Set down the whole listing verbatim.
>> Start Records shown
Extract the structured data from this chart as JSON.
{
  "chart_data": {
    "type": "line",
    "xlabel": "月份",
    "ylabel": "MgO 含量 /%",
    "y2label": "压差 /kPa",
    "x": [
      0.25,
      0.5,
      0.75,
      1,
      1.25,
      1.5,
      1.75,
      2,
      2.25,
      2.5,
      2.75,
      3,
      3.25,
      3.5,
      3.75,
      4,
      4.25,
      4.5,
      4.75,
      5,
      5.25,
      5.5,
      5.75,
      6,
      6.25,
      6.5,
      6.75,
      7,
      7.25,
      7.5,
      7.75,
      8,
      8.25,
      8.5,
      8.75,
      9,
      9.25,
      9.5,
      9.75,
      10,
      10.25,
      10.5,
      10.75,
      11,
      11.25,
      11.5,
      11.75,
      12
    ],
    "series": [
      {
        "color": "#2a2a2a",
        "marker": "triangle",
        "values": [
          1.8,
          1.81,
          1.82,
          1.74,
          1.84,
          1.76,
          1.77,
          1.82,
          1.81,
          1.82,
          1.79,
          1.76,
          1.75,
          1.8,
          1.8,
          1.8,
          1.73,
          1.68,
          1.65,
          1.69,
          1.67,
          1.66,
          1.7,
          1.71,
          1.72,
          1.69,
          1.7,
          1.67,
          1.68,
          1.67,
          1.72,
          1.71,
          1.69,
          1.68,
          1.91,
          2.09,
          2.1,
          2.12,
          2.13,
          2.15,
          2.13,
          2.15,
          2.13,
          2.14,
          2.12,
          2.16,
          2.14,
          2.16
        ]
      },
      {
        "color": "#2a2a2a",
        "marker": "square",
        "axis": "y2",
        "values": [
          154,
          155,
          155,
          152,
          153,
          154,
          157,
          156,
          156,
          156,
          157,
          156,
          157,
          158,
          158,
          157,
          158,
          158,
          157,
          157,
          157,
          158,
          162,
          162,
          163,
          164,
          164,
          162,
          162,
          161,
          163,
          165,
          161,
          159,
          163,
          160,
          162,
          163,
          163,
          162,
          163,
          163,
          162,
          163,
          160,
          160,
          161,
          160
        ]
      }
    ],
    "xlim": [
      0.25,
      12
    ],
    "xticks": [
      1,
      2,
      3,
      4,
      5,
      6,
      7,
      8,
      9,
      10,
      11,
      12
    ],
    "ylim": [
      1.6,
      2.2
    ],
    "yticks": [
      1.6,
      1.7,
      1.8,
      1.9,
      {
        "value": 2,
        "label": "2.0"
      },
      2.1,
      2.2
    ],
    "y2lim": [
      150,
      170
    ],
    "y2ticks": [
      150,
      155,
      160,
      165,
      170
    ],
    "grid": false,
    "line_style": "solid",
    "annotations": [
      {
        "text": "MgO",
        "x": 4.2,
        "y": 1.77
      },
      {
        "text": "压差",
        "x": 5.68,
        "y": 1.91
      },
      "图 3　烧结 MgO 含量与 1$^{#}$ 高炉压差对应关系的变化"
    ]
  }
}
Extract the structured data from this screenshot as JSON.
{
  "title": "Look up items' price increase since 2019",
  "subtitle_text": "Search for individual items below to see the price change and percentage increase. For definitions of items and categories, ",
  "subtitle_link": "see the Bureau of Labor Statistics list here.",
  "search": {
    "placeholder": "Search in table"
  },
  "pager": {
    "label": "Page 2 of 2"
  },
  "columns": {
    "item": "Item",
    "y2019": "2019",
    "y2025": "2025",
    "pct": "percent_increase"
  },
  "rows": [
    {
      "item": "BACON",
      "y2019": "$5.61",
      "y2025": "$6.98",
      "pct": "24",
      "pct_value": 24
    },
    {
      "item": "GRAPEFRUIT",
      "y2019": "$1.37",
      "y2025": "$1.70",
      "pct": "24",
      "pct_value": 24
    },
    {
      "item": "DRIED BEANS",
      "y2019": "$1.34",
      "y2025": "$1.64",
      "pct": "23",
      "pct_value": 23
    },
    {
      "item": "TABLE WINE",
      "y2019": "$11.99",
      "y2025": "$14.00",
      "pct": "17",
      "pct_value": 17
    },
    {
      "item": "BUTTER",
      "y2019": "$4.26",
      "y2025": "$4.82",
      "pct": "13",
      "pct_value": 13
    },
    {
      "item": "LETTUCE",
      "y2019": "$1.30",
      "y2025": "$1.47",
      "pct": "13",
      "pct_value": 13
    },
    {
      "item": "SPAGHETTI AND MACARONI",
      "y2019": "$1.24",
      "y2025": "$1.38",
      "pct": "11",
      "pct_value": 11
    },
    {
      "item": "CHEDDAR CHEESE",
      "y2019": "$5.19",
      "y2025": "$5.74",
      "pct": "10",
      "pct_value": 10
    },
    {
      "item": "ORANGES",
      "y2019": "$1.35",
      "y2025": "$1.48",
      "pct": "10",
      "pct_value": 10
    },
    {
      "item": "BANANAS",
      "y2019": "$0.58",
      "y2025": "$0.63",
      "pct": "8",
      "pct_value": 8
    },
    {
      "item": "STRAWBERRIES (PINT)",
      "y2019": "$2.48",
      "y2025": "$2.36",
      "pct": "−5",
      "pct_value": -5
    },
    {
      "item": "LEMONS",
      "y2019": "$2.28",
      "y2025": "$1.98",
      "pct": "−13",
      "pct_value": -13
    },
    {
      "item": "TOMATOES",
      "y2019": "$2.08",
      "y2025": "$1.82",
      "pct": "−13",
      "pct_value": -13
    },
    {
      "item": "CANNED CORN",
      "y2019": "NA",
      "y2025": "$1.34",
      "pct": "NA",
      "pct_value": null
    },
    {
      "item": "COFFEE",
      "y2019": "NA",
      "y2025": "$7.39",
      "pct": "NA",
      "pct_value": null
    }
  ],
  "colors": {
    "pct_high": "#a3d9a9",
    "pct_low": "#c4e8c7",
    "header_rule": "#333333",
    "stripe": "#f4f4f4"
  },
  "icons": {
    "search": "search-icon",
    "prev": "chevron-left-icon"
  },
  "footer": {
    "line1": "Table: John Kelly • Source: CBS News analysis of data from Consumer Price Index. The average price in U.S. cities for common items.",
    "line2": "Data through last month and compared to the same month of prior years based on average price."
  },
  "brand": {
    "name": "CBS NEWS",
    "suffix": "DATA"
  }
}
>> End Records shown
» **Expected answer**:
Extract the structured data from this chart as JSON.
{
  "chart_data": {
    "type": "line",
    "xlabel": "月份",
    "ylabel": "MgO 含量 /%",
    "y2label": "压差 /kPa",
    "x": [
      0.25,
      0.5,
      0.75,
      1,
      1.25,
      1.5,
      1.75,
      2,
      2.25,
      2.5,
      2.75,
      3,
      3.25,
      3.5,
      3.75,
      4,
      4.25,
      4.5,
      4.75,
      5,
      5.25,
      5.5,
      5.75,
      6,
      6.25,
      6.5,
      6.75,
      7,
      7.25,
      7.5,
      7.75,
      8,
      8.25,
      8.5,
      8.75,
      9,
      9.25,
      9.5,
      9.75,
      10,
      10.25,
      10.5,
      10.75,
      11,
      11.25,
      11.5,
      11.75,
      12
    ],
    "series": [
      {
        "color": "#2a2a2a",
        "marker": "triangle",
        "values": [
          1.8,
          1.81,
          1.82,
          1.74,
          1.84,
          1.76,
          1.77,
          1.82,
          1.81,
          1.82,
          1.79,
          1.76,
          1.75,
          1.8,
          1.8,
          1.8,
          1.73,
          1.68,
          1.65,
          1.69,
          1.67,
          1.66,
          1.7,
          1.71,
          1.72,
          1.69,
          1.7,
          1.67,
          1.68,
          1.67,
          1.72,
          1.71,
          1.69,
          1.68,
          1.91,
          2.09,
          2.1,
          2.12,
          2.13,
          2.15,
          2.13,
          2.15,
          2.13,
          2.14,
          2.12,
          2.16,
          2.14,
          2.16
        ]
      },
      {
        "color": "#2a2a2a",
        "marker": "square",
        "axis": "y2",
        "values": [
          154,
          155,
          155,
          152,
          153,
          154,
          157,
          156,
          156,
          156,
          157,
          156,
          157,
          158,
          158,
          157,
          158,
          158,
          157,
          157,
          157,
          158,
          162,
          162,
          163,
          164,
          164,
          162,
          162,
          161,
          163,
          165,
          161,
          159,
          163,
          160,
          162,
          163,
          163,
          162,
          163,
          163,
          162,
          163,
          160,
          160,
          161,
          160
        ]
      }
    ],
    "xlim": [
      0.25,
      12
    ],
    "xticks": [
      1,
      2,
      3,
      4,
      5,
      6,
      7,
      8,
      9,
      10,
      11,
      12
    ],
    "ylim": [
      1.6,
      2.2
    ],
    "yticks": [
      1.6,
      1.7,
      1.8,
      1.9,
      {
        "value": 2,
        "label": "2.0"
      },
      2.1,
      2.2
    ],
    "y2lim": [
      150,
      170
    ],
    "y2ticks": [
      150,
      155,
      160,
      165,
      170
    ],
    "grid": false,
    "line_style": "solid",
    "annotations": [
      {
        "text": "MgO",
        "x": 4.2,
        "y": 1.77
      },
      {
        "text": "压差",
        "x": 5.68,
        "y": 1.91
      },
      "图 3　烧结 MgO 含量与 1$^{#}$ 高炉压差对应关系的变化"
    ]
  }
}
Extract the structured data from this screenshot as JSON.
{
  "title": "Look up items' price increase since 2019",
  "subtitle_text": "Search for individual items below to see the price change and percentage increase. For definitions of items and categories, ",
  "subtitle_link": "see the Bureau of Labor Statistics list here.",
  "search": {
    "placeholder": "Search in table"
  },
  "pager": {
    "label": "Page 2 of 2"
  },
  "columns": {
    "item": "Item",
    "y2019": "2019",
    "y2025": "2025",
    "pct": "percent_increase"
  },
  "rows": [
    {
      "item": "BACON",
      "y2019": "$5.61",
      "y2025": "$6.98",
      "pct": "24",
      "pct_value": 24
    },
    {
      "item": "GRAPEFRUIT",
      "y2019": "$1.37",
      "y2025": "$1.70",
      "pct": "24",
      "pct_value": 24
    },
    {
      "item": "DRIED BEANS",
      "y2019": "$1.34",
      "y2025": "$1.64",
      "pct": "23",
      "pct_value": 23
    },
    {
      "item": "TABLE WINE",
      "y2019": "$11.99",
      "y2025": "$14.00",
      "pct": "17",
      "pct_value": 17
    },
    {
      "item": "BUTTER",
      "y2019": "$4.26",
      "y2025": "$4.82",
      "pct": "13",
      "pct_value": 13
    },
    {
      "item": "LETTUCE",
      "y2019": "$1.30",
      "y2025": "$1.47",
      "pct": "13",
      "pct_value": 13
    },
    {
      "item": "SPAGHETTI AND MACARONI",
      "y2019": "$1.24",
      "y2025": "$1.38",
      "pct": "11",
      "pct_value": 11
    },
    {
      "item": "CHEDDAR CHEESE",
      "y2019": "$5.19",
      "y2025": "$5.74",
      "pct": "10",
      "pct_value": 10
    },
    {
      "item": "ORANGES",
      "y2019": "$1.35",
      "y2025": "$1.48",
      "pct": "10",
      "pct_value": 10
    },
    {
      "item": "BANANAS",
      "y2019": "$0.58",
      "y2025": "$0.63",
      "pct": "8",
      "pct_value": 8
    },
    {
      "item": "STRAWBERRIES (PINT)",
      "y2019": "$2.48",
      "y2025": "$2.36",
      "pct": "−5",
      "pct_value": -5
    },
    {
      "item": "LEMONS",
      "y2019": "$2.28",
      "y2025": "$1.98",
      "pct": "−13",
      "pct_value": -13
    },
    {
      "item": "TOMATOES",
      "y2019": "$2.08",
      "y2025": "$1.82",
      "pct": "−13",
      "pct_value": -13
    },
    {
      "item": "CANNED CORN",
      "y2019": "NA",
      "y2025": "$1.34",
      "pct": "NA",
      "pct_value": null
    },
    {
      "item": "COFFEE",
      "y2019": "NA",
      "y2025": "$7.39",
      "pct": "NA",
      "pct_value": null
    }
  ],
  "colors": {
    "pct_high": "#a3d9a9",
    "pct_low": "#c4e8c7",
    "header_rule": "#333333",
    "stripe": "#f4f4f4"
  },
  "icons": {
    "search": "search-icon",
    "prev": "chevron-left-icon"
  },
  "footer": {
    "line1": "Table: John Kelly • Source: CBS News analysis of data from Consumer Price Index. The average price in U.S. cities for common items.",
    "line2": "Data through last month and compared to the same month of prior years based on average price."
  },
  "brand": {
    "name": "CBS NEWS",
    "suffix": "DATA"
  }
}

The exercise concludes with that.